**INSTRUCTIONS TO FOLLOW:** Show every line in the entries below where the word "kembali" appears.

(Saved data entries)

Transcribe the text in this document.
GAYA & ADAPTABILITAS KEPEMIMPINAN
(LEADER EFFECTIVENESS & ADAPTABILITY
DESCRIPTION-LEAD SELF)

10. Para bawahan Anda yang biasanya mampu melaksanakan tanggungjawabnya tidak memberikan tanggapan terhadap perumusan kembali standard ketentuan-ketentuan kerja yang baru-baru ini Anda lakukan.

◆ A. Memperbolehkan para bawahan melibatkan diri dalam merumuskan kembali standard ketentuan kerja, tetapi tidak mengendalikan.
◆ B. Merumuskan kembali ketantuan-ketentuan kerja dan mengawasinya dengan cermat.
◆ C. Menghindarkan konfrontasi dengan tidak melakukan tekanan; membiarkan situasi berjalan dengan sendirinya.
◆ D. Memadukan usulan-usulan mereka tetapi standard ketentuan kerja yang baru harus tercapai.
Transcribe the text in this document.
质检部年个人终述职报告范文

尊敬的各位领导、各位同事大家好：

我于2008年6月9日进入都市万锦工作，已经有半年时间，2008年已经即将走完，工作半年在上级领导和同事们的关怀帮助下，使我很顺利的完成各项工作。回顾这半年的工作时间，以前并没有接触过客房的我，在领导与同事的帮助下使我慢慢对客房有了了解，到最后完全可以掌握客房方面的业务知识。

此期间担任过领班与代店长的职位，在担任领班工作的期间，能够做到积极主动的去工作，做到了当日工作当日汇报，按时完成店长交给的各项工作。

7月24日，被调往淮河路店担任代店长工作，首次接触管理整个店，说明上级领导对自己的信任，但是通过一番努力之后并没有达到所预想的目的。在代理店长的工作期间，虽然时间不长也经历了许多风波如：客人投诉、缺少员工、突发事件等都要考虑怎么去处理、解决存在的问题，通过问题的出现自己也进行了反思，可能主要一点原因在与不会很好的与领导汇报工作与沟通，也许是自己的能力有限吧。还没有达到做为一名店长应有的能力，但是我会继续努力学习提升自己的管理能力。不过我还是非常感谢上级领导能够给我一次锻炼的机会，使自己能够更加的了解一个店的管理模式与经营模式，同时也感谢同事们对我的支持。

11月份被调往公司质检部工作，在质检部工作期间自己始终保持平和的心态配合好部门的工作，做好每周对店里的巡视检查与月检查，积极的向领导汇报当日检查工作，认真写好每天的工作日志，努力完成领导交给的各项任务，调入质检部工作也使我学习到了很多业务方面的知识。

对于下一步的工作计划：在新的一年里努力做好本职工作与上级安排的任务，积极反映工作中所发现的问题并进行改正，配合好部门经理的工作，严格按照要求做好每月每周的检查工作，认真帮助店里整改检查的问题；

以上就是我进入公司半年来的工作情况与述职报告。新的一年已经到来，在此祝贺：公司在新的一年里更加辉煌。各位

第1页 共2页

**EXPECTED OUTPUT:**
10. Para bawahan Anda yang biasanya mampu melaksanakan tanggungjawabnya tidak memberikan tanggapan terhadap perumusan kembali standard ketentuan-ketentuan kerja yang baru-baru ini Anda lakukan.
◆ A. Memperbolehkan para bawahan melibatkan diri dalam merumuskan kembali standard ketentuan kerja, tetapi tidak mengendalikan.
◆ B. Merumuskan kembali ketantuan-ketentuan kerja dan mengawasinya dengan cermat.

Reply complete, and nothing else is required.